DATA FOR THIS EXERCISE =>
##########
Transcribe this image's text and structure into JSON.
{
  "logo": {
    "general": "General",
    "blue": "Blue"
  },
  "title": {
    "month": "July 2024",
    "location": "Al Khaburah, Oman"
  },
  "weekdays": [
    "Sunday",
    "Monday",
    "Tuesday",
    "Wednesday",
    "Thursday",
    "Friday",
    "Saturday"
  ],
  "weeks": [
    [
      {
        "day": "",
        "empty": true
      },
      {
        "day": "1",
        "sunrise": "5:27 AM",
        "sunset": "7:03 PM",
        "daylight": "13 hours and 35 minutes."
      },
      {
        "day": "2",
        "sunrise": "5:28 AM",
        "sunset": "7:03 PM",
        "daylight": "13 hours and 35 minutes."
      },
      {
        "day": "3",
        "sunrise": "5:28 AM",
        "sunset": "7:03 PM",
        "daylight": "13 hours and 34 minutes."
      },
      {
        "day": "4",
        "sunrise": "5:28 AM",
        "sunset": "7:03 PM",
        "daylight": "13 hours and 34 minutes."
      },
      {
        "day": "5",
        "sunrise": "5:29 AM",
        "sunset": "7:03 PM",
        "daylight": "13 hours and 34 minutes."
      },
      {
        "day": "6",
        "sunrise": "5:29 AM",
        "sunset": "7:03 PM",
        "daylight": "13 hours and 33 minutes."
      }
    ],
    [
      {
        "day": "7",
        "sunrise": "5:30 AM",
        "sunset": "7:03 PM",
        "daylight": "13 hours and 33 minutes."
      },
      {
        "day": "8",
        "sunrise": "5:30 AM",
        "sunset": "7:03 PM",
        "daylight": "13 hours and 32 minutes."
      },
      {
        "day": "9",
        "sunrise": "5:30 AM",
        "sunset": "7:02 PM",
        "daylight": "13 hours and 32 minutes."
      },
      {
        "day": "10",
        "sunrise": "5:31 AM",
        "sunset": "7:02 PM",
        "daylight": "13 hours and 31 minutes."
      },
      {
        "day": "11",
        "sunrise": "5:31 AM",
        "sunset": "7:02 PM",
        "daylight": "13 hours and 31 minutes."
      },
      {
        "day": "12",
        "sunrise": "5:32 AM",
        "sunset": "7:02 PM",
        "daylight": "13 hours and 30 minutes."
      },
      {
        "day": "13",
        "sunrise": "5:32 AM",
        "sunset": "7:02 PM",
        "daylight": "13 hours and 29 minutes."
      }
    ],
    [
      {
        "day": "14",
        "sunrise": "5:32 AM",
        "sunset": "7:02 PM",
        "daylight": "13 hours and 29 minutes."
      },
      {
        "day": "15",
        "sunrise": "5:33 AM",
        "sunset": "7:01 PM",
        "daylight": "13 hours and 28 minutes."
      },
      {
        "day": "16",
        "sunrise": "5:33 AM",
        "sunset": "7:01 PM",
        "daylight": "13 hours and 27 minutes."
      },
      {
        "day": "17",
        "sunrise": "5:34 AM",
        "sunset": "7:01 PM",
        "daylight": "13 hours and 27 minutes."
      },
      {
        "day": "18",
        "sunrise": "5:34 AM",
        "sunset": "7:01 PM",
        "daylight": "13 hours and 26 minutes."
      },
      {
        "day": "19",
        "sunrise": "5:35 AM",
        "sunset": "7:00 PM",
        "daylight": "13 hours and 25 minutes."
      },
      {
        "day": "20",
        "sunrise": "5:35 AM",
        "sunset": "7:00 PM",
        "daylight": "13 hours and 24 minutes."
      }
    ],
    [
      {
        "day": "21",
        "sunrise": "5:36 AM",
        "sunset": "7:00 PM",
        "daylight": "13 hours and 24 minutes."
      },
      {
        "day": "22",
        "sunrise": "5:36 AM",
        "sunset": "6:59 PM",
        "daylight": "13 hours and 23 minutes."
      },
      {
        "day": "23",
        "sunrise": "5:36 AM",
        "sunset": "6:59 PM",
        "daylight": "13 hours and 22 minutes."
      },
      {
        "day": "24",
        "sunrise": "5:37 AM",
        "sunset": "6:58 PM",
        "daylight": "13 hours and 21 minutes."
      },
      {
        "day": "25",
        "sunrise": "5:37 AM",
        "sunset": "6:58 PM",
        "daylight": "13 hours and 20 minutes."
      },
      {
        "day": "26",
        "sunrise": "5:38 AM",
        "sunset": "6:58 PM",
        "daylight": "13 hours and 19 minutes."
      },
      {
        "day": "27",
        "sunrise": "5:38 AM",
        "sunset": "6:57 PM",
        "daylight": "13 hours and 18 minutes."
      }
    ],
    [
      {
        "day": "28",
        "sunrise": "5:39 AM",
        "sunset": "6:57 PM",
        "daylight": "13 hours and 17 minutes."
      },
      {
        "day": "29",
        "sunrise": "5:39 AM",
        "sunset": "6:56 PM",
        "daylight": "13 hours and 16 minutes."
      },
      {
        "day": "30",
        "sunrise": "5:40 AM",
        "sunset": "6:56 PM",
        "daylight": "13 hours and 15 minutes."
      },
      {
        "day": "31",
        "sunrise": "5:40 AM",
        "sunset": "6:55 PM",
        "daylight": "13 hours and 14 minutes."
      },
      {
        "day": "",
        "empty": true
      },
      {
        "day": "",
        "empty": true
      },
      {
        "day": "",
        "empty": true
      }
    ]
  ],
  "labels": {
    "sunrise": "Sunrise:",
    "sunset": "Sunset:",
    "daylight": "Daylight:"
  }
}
##########
STATED GOAL => Every line above should be retyped exactly as given.

OUTPUT BELOW =>
Transcribe this image's text and structure into JSON.
{
  "logo": {
    "general": "General",
    "blue": "Blue"
  },
  "title": {
    "month": "July 2024",
    "location": "Al Khaburah, Oman"
  },
  "weekdays": [
    "Sunday",
    "Monday",
    "Tuesday",
    "Wednesday",
    "Thursday",
    "Friday",
    "Saturday"
  ],
  "weeks": [
    [
      {
        "day": "",
        "empty": true
      },
      {
        "day": "1",
        "sunrise": "5:27 AM",
        "sunset": "7:03 PM",
        "daylight": "13 hours and 35 minutes."
      },
      {
        "day": "2",
        "sunrise": "5:28 AM",
        "sunset": "7:03 PM",
        "daylight": "13 hours and 35 minutes."
      },
      {
        "day": "3",
        "sunrise": "5:28 AM",
        "sunset": "7:03 PM",
        "daylight": "13 hours and 34 minutes."
      },
      {
        "day": "4",
        "sunrise": "5:28 AM",
        "sunset": "7:03 PM",
        "daylight": "13 hours and 34 minutes."
      },
      {
        "day": "5",
        "sunrise": "5:29 AM",
        "sunset": "7:03 PM",
        "daylight": "13 hours and 34 minutes."
      },
      {
        "day": "6",
        "sunrise": "5:29 AM",
        "sunset": "7:03 PM",
        "daylight": "13 hours and 33 minutes."
      }
    ],
    [
      {
        "day": "7",
        "sunrise": "5:30 AM",
        "sunset": "7:03 PM",
        "daylight": "13 hours and 33 minutes."
      },
      {
        "day": "8",
        "sunrise": "5:30 AM",
        "sunset": "7:03 PM",
        "daylight": "13 hours and 32 minutes."
      },
      {
        "day": "9",
        "sunrise": "5:30 AM",
        "sunset": "7:02 PM",
        "daylight": "13 hours and 32 minutes."
      },
      {
        "day": "10",
        "sunrise": "5:31 AM",
        "sunset": "7:02 PM",
        "daylight": "13 hours and 31 minutes."
      },
      {
        "day": "11",
        "sunrise": "5:31 AM",
        "sunset": "7:02 PM",
        "daylight": "13 hours and 31 minutes."
      },
      {
        "day": "12",
        "sunrise": "5:32 AM",
        "sunset": "7:02 PM",
        "daylight": "13 hours and 30 minutes."
      },
      {
        "day": "13",
        "sunrise": "5:32 AM",
        "sunset": "7:02 PM",
        "daylight": "13 hours and 29 minutes."
      }
    ],
    [
      {
        "day": "14",
        "sunrise": "5:32 AM",
        "sunset": "7:02 PM",
        "daylight": "13 hours and 29 minutes."
      },
      {
        "day": "15",
        "sunrise": "5:33 AM",
        "sunset": "7:01 PM",
        "daylight": "13 hours and 28 minutes."
      },
      {
        "day": "16",
        "sunrise": "5:33 AM",
        "sunset": "7:01 PM",
        "daylight": "13 hours and 27 minutes."
      },
      {
        "day": "17",
        "sunrise": "5:34 AM",
        "sunset": "7:01 PM",
        "daylight": "13 hours and 27 minutes."
      },
      {
        "day": "18",
        "sunrise": "5:34 AM",
        "sunset": "7:01 PM",
        "daylight": "13 hours and 26 minutes."
      },
      {
        "day": "19",
        "sunrise": "5:35 AM",
        "sunset": "7:00 PM",
        "daylight": "13 hours and 25 minutes."
      },
      {
        "day": "20",
        "sunrise": "5:35 AM",
        "sunset": "7:00 PM",
        "daylight": "13 hours and 24 minutes."
      }
    ],
    [
      {
        "day": "21",
        "sunrise": "5:36 AM",
        "sunset": "7:00 PM",
        "daylight": "13 hours and 24 minutes."
      },
      {
        "day": "22",
        "sunrise": "5:36 AM",
        "sunset": "6:59 PM",
        "daylight": "13 hours and 23 minutes."
      },
      {
        "day": "23",
        "sunrise": "5:36 AM",
        "sunset": "6:59 PM",
        "daylight": "13 hours and 22 minutes."
      },
      {
        "day": "24",
        "sunrise": "5:37 AM",
        "sunset": "6:58 PM",
        "daylight": "13 hours and 21 minutes."
      },
      {
        "day": "25",
        "sunrise": "5:37 AM",
        "sunset": "6:58 PM",
        "daylight": "13 hours and 20 minutes."
      },
      {
        "day": "26",
        "sunrise": "5:38 AM",
        "sunset": "6:58 PM",
        "daylight": "13 hours and 19 minutes."
      },
      {
        "day": "27",
        "sunrise": "5:38 AM",
        "sunset": "6:57 PM",
        "daylight": "13 hours and 18 minutes."
      }
    ],
    [
      {
        "day": "28",
        "sunrise": "5:39 AM",
        "sunset": "6:57 PM",
        "daylight": "13 hours and 17 minutes."
      },
      {
        "day": "29",
        "sunrise": "5:39 AM",
        "sunset": "6:56 PM",
        "daylight": "13 hours and 16 minutes."
      },
      {
        "day": "30",
        "sunrise": "5:40 AM",
        "sunset": "6:56 PM",
        "daylight": "13 hours and 15 minutes."
      },
      {
        "day": "31",
        "sunrise": "5:40 AM",
        "sunset": "6:55 PM",
        "daylight": "13 hours and 14 minutes."
      },
      {
        "day": "",
        "empty": true
      },
      {
        "day": "",
        "empty": true
      },
      {
        "day": "",
        "empty": true
      }
    ]
  ],
  "labels": {
    "sunrise": "Sunrise:",
    "sunset": "Sunset:",
    "daylight": "Daylight:"
  }
}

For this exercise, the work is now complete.